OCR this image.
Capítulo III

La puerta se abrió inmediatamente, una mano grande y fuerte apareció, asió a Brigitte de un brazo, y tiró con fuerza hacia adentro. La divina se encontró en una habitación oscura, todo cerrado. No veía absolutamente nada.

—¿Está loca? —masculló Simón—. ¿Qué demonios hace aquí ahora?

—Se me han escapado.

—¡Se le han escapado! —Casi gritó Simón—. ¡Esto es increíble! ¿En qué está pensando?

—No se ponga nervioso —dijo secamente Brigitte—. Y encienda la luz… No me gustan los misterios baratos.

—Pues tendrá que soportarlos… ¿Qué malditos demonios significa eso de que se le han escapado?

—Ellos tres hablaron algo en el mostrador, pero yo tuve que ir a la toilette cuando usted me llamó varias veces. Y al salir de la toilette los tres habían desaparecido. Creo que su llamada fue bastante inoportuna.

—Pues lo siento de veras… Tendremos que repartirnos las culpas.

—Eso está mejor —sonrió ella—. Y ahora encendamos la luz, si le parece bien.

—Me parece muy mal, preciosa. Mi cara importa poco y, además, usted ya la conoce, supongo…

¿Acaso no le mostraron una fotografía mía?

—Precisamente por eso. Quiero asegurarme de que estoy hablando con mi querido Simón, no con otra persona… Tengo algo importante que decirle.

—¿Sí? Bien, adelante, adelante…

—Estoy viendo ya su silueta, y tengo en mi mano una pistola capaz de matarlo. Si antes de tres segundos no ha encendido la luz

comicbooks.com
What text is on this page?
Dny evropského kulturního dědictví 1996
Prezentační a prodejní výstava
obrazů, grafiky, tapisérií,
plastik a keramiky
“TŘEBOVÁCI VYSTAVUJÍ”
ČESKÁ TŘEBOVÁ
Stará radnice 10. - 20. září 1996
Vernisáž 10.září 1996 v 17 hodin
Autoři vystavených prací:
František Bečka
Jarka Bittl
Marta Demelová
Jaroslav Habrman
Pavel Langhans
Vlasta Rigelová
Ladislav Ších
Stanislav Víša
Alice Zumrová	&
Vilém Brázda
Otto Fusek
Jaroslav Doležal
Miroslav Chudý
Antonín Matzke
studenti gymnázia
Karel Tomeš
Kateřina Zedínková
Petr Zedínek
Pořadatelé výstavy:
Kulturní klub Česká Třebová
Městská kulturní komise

- - -

● OBJECTIVE:
Write out the data again, exactly and in full.

● EXERCISE ANSWER:
OCR this image.
Capítulo III

La puerta se abrió inmediatamente, una mano grande y fuerte apareció, asió a Brigitte de un brazo, y tiró con fuerza hacia adentro. La divina se encontró en una habitación oscura, todo cerrado. No veía absolutamente nada.

—¿Está loca? —masculló Simón—. ¿Qué demonios hace aquí ahora?

—Se me han escapado.

—¡Se le han escapado! —Casi gritó Simón—. ¡Esto es increíble! ¿En qué está pensando?

—No se ponga nervioso —dijo secamente Brigitte—. Y encienda la luz… No me gustan los misterios baratos.

—Pues tendrá que soportarlos… ¿Qué malditos demonios significa eso de que se le han escapado?

—Ellos tres hablaron algo en el mostrador, pero yo tuve que ir a la toilette cuando usted me llamó varias veces. Y al salir de la toilette los tres habían desaparecido. Creo que su llamada fue bastante inoportuna.

—Pues lo siento de veras… Tendremos que repartirnos las culpas.

—Eso está mejor —sonrió ella—. Y ahora encendamos la luz, si le parece bien.

—Me parece muy mal, preciosa. Mi cara importa poco y, además, usted ya la conoce, supongo…

¿Acaso no le mostraron una fotografía mía?

—Precisamente por eso. Quiero asegurarme de que estoy hablando con mi querido Simón, no con otra persona… Tengo algo importante que decirle.

—¿Sí? Bien, adelante, adelante…

—Estoy viendo ya su silueta, y tengo en mi mano una pistola capaz de matarlo. Si antes de tres segundos no ha encendido la luz

comicbooks.com
What text is on this page?
Dny evropského kulturního dědictví 1996
Prezentační a prodejní výstava
obrazů, grafiky, tapisérií,
plastik a keramiky
“TŘEBOVÁCI VYSTAVUJÍ”
ČESKÁ TŘEBOVÁ
Stará radnice 10. - 20. září 1996
Vernisáž 10.září 1996 v 17 hodin
Autoři vystavených prací:
František Bečka
Jarka Bittl
Marta Demelová
Jaroslav Habrman
Pavel Langhans
Vlasta Rigelová
Ladislav Ších
Stanislav Víša
Alice Zumrová	&
Vilém Brázda
Otto Fusek
Jaroslav Doležal
Miroslav Chudý
Antonín Matzke
studenti gymnázia
Karel Tomeš
Kateřina Zedínková
Petr Zedínek
Pořadatelé výstavy:
Kulturní klub Česká Třebová
Městská kulturní komise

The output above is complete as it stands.